* **Exercise objective**:
For this exercise, repeat the records below exactly as written.

◇ ◇ ◇ ◇ ◇ ◇ ◇

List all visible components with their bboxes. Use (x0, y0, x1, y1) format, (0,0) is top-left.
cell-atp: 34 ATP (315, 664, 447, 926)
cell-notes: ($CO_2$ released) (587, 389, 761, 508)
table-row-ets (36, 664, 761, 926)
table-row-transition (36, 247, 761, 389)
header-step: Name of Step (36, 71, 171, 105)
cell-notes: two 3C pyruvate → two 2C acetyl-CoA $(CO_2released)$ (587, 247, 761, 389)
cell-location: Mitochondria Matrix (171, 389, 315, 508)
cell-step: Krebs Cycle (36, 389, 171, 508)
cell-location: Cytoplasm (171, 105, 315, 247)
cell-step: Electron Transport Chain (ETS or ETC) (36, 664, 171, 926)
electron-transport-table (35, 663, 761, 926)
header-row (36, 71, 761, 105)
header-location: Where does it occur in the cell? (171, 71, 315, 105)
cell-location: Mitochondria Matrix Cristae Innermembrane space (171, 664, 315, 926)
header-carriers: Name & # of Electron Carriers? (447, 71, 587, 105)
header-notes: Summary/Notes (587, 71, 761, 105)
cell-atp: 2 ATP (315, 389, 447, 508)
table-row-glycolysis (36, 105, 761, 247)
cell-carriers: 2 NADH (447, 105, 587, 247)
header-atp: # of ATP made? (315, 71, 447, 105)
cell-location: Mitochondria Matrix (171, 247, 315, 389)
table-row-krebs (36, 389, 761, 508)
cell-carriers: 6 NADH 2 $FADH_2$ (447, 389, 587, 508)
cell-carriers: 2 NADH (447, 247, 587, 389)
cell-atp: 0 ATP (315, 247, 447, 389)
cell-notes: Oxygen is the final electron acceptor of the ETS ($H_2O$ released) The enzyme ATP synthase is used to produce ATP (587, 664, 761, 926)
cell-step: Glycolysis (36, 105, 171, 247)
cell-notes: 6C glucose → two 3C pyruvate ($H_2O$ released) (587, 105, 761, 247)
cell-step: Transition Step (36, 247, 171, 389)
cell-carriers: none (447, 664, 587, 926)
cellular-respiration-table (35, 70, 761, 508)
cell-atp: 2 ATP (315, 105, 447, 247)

◇ ◇ ◇ ◇ ◇ ◇ ◇

* **Completed exercise**:
List all visible components with their bboxes. Use (x0, y0, x1, y1) format, (0,0) is top-left.
cell-atp: 34 ATP (315, 664, 447, 926)
cell-notes: ($CO_2$ released) (587, 389, 761, 508)
table-row-ets (36, 664, 761, 926)
table-row-transition (36, 247, 761, 389)
header-step: Name of Step (36, 71, 171, 105)
cell-notes: two 3C pyruvate → two 2C acetyl-CoA $(CO_2released)$ (587, 247, 761, 389)
cell-location: Mitochondria Matrix (171, 389, 315, 508)
cell-step: Krebs Cycle (36, 389, 171, 508)
cell-location: Cytoplasm (171, 105, 315, 247)
cell-step: Electron Transport Chain (ETS or ETC) (36, 664, 171, 926)
electron-transport-table (35, 663, 761, 926)
header-row (36, 71, 761, 105)
header-location: Where does it occur in the cell? (171, 71, 315, 105)
cell-location: Mitochondria Matrix Cristae Innermembrane space (171, 664, 315, 926)
header-carriers: Name & # of Electron Carriers? (447, 71, 587, 105)
header-notes: Summary/Notes (587, 71, 761, 105)
cell-atp: 2 ATP (315, 389, 447, 508)
table-row-glycolysis (36, 105, 761, 247)
cell-carriers: 2 NADH (447, 105, 587, 247)
header-atp: # of ATP made? (315, 71, 447, 105)
cell-location: Mitochondria Matrix (171, 247, 315, 389)
table-row-krebs (36, 389, 761, 508)
cell-carriers: 6 NADH 2 $FADH_2$ (447, 389, 587, 508)
cell-carriers: 2 NADH (447, 247, 587, 389)
cell-atp: 0 ATP (315, 247, 447, 389)
cell-notes: Oxygen is the final electron acceptor of the ETS ($H_2O$ released) The enzyme ATP synthase is used to produce ATP (587, 664, 761, 926)
cell-step: Glycolysis (36, 105, 171, 247)
cell-notes: 6C glucose → two 3C pyruvate ($H_2O$ released) (587, 105, 761, 247)
cell-step: Transition Step (36, 247, 171, 389)
cell-carriers: none (447, 664, 587, 926)
cellular-respiration-table (35, 70, 761, 508)
cell-atp: 2 ATP (315, 105, 447, 247)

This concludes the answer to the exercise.